What is asked
From the listing below, select every line where the word "during" appears.

Dataset rows about figures:
□ □ □ □ □ □ □
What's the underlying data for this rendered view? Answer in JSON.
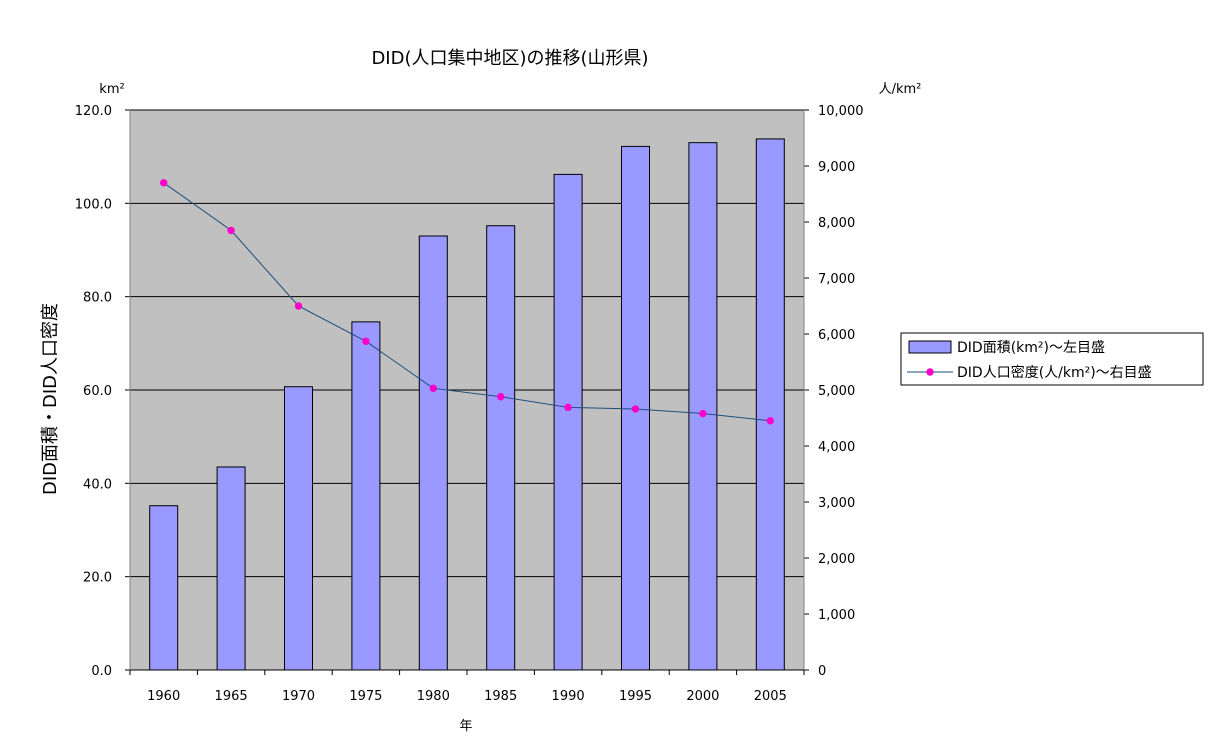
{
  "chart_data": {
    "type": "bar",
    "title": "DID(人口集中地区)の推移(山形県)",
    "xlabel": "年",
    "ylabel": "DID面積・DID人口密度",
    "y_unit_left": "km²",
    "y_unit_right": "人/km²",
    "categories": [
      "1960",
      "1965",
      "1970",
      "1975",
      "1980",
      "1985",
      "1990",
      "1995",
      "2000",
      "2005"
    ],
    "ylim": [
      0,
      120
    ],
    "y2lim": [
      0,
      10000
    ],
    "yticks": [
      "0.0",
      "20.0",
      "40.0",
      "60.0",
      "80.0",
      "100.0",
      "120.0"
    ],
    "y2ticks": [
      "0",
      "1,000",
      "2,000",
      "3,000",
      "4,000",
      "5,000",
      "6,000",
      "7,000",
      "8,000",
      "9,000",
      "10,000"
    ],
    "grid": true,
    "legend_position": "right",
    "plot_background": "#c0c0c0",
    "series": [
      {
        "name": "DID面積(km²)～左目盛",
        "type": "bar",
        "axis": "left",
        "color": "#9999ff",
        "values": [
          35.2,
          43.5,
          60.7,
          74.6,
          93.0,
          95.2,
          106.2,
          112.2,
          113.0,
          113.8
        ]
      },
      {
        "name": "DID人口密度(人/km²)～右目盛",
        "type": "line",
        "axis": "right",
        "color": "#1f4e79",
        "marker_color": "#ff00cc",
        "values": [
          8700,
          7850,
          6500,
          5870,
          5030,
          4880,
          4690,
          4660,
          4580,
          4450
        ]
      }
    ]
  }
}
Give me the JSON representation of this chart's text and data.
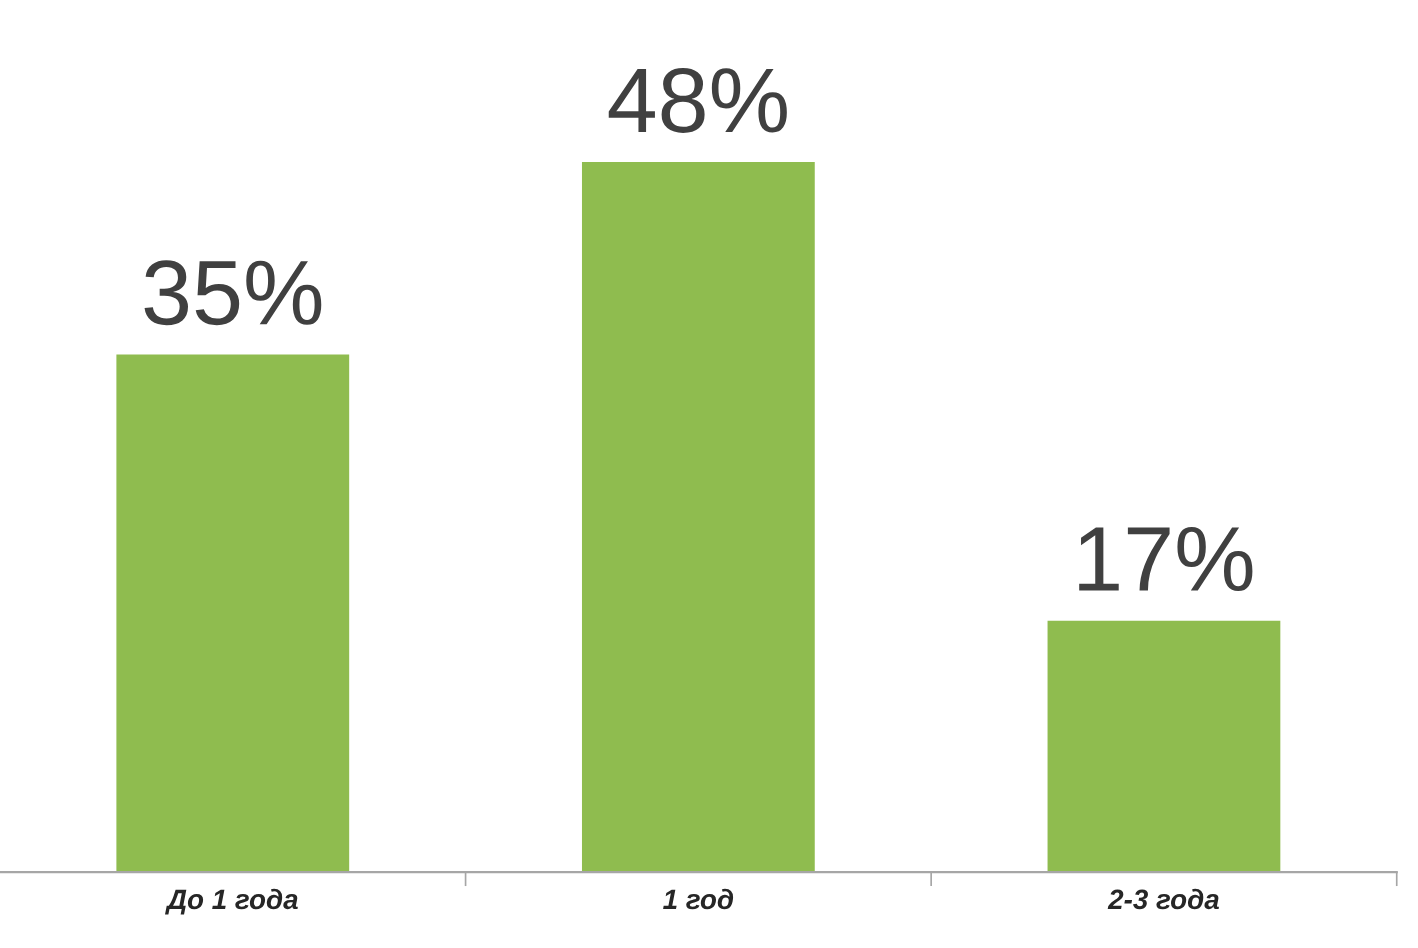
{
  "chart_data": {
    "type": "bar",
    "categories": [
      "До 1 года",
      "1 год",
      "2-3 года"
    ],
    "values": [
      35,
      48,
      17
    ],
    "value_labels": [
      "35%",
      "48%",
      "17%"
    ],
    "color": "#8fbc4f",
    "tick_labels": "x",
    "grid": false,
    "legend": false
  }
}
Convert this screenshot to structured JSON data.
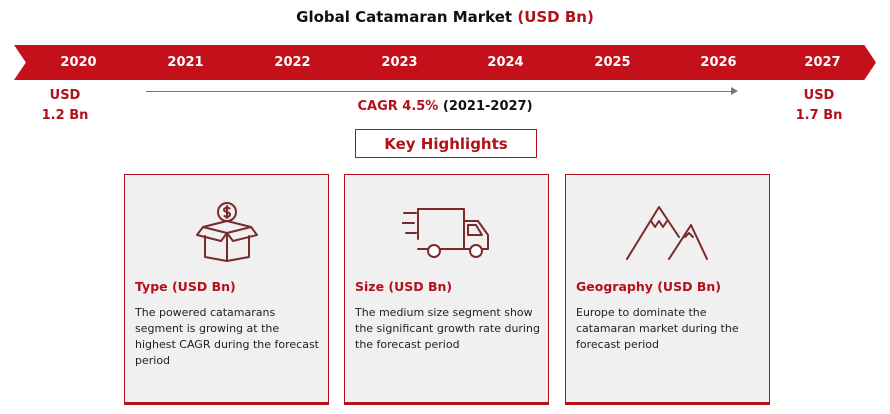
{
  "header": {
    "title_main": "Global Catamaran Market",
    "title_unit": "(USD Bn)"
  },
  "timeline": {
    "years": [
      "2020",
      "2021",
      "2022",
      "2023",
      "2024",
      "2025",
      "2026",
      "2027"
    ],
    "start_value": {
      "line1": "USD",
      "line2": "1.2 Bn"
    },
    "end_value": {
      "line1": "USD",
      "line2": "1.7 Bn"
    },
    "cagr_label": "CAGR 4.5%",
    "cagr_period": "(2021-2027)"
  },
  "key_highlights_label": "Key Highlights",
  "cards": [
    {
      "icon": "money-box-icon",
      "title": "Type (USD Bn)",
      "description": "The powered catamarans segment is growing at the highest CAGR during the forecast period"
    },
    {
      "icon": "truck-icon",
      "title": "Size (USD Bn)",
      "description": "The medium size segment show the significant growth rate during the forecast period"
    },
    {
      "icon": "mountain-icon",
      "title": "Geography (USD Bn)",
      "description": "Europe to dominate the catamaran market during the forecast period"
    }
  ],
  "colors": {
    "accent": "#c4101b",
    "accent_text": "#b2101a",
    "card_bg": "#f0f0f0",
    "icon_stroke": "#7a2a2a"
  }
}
□ □ □ □ □ □ □
Solution to this exercise
      "description": "The powered catamarans segment is growing at the highest CAGR during the forecast period"
      "description": "The medium size segment show the significant growth rate during the forecast period"
      "description": "Europe to dominate the catamaran market during the forecast period"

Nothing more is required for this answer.